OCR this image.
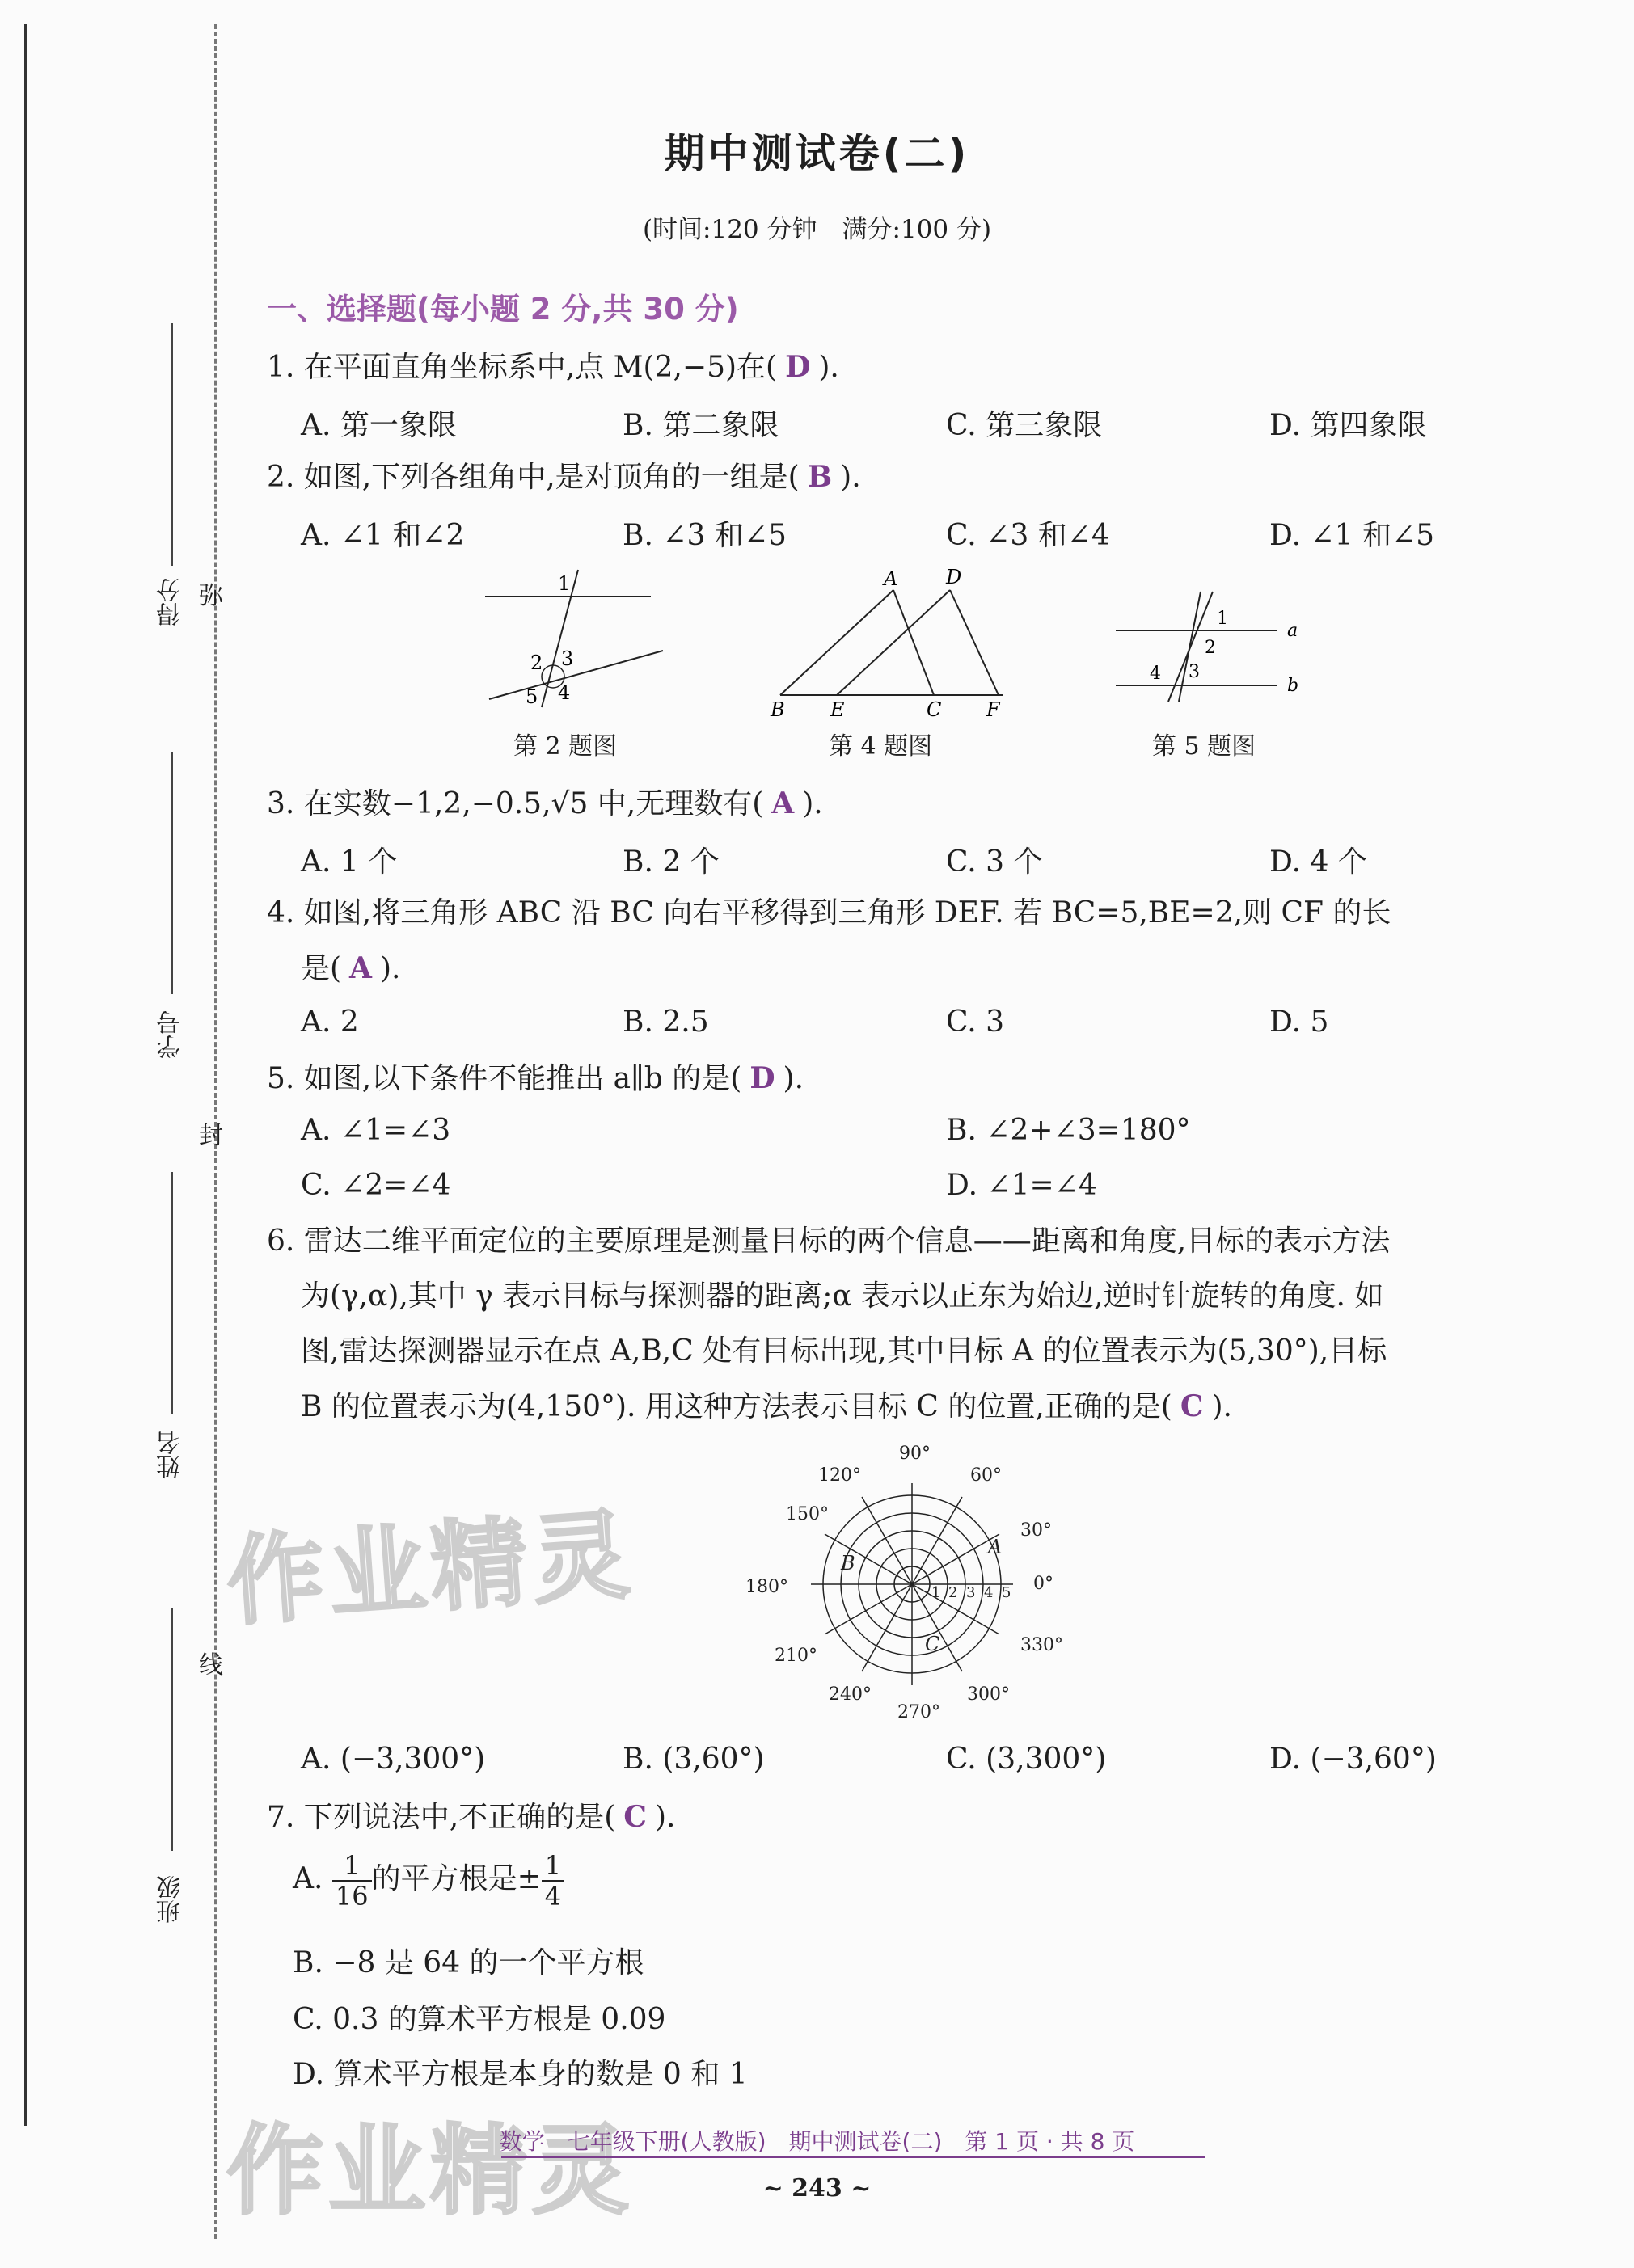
得分
学号
姓名
班级
弥
封
线
期中测试卷(二)
(时间:120 分钟　满分:100 分)
一、选择题(每小题 2 分,共 30 分)
1. 在平面直角坐标系中,点 M(2,−5)在( D ).
A. 第一象限	B. 第二象限	C. 第三象限	D. 第四象限
2. 如图,下列各组角中,是对顶角的一组是( B ).
A. ∠1 和∠2	B. ∠3 和∠5	C. ∠3 和∠4	D. ∠1 和∠5
1
2 3
5 4
第 2 题图
A D
B E	C F
第 4 题图
1
a
2
4 3
b
第 5 题图
3. 在实数−1,2,−0.5,√5 中,无理数有( A ).
A. 1 个	B. 2 个	C. 3 个	D. 4 个
4. 如图,将三角形 ABC 沿 BC 向右平移得到三角形 DEF. 若 BC=5,BE=2,则 CF 的长
是( A ).
A. 2	B. 2.5	C. 3	D. 5
5. 如图,以下条件不能推出 a∥b 的是( D ).
A. ∠1=∠3	B. ∠2+∠3=180°
C. ∠2=∠4	D. ∠1=∠4
6. 雷达二维平面定位的主要原理是测量目标的两个信息——距离和角度,目标的表示方法
为(γ,α),其中 γ 表示目标与探测器的距离;α 表示以正东为始边,逆时针旋转的角度. 如
图,雷达探测器显示在点 A,B,C 处有目标出现,其中目标 A 的位置表示为(5,30°),目标
B 的位置表示为(4,150°). 用这种方法表示目标 C 的位置,正确的是( C ).
90°
60°
120°
30°
150°
0°
180°
330°
210°
240°	300°
270°
1 2 3 4 5
A
B
C
A. (−3,300°)	B. (3,60°)	C. (3,300°)	D. (−3,60°)
7. 下列说法中,不正确的是( C ).
A. $\frac{1}{16}$ 的平方根是± $\frac{1}{4}$
B. −8 是 64 的一个平方根
C. 0.3 的算术平方根是 0.09
D. 算术平方根是本身的数是 0 和 1
作业精灵
作业精灵
数学　七年级下册(人教版)　期中测试卷(二)　第 1 页 · 共 8 页
~ 243 ~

__Brief__. Write the entries above out in full, exactly, with no images.

__Final answer__.
OCR this image.
得分
学号
姓名
班级
弥
封
线
期中测试卷(二)
(时间:120 分钟　满分:100 分)
一、选择题(每小题 2 分,共 30 分)
1. 在平面直角坐标系中,点 M(2,−5)在( D ).
A. 第一象限	B. 第二象限	C. 第三象限	D. 第四象限
2. 如图,下列各组角中,是对顶角的一组是( B ).
A. ∠1 和∠2	B. ∠3 和∠5	C. ∠3 和∠4	D. ∠1 和∠5
1
2 3
5 4
第 2 题图
A D
B E	C F
第 4 题图
1
a
2
4 3
b
第 5 题图
3. 在实数−1,2,−0.5,√5 中,无理数有( A ).
A. 1 个	B. 2 个	C. 3 个	D. 4 个
4. 如图,将三角形 ABC 沿 BC 向右平移得到三角形 DEF. 若 BC=5,BE=2,则 CF 的长
是( A ).
A. 2	B. 2.5	C. 3	D. 5
5. 如图,以下条件不能推出 a∥b 的是( D ).
A. ∠1=∠3	B. ∠2+∠3=180°
C. ∠2=∠4	D. ∠1=∠4
6. 雷达二维平面定位的主要原理是测量目标的两个信息——距离和角度,目标的表示方法
为(γ,α),其中 γ 表示目标与探测器的距离;α 表示以正东为始边,逆时针旋转的角度. 如
图,雷达探测器显示在点 A,B,C 处有目标出现,其中目标 A 的位置表示为(5,30°),目标
B 的位置表示为(4,150°). 用这种方法表示目标 C 的位置,正确的是( C ).
90°
60°
120°
30°
150°
0°
180°
330°
210°
240°	300°
270°
1 2 3 4 5
A
B
C
A. (−3,300°)	B. (3,60°)	C. (3,300°)	D. (−3,60°)
7. 下列说法中,不正确的是( C ).
A. $\frac{1}{16}$ 的平方根是± $\frac{1}{4}$
B. −8 是 64 的一个平方根
C. 0.3 的算术平方根是 0.09
D. 算术平方根是本身的数是 0 和 1
作业精灵
作业精灵
数学　七年级下册(人教版)　期中测试卷(二)　第 1 页 · 共 8 页
~ 243 ~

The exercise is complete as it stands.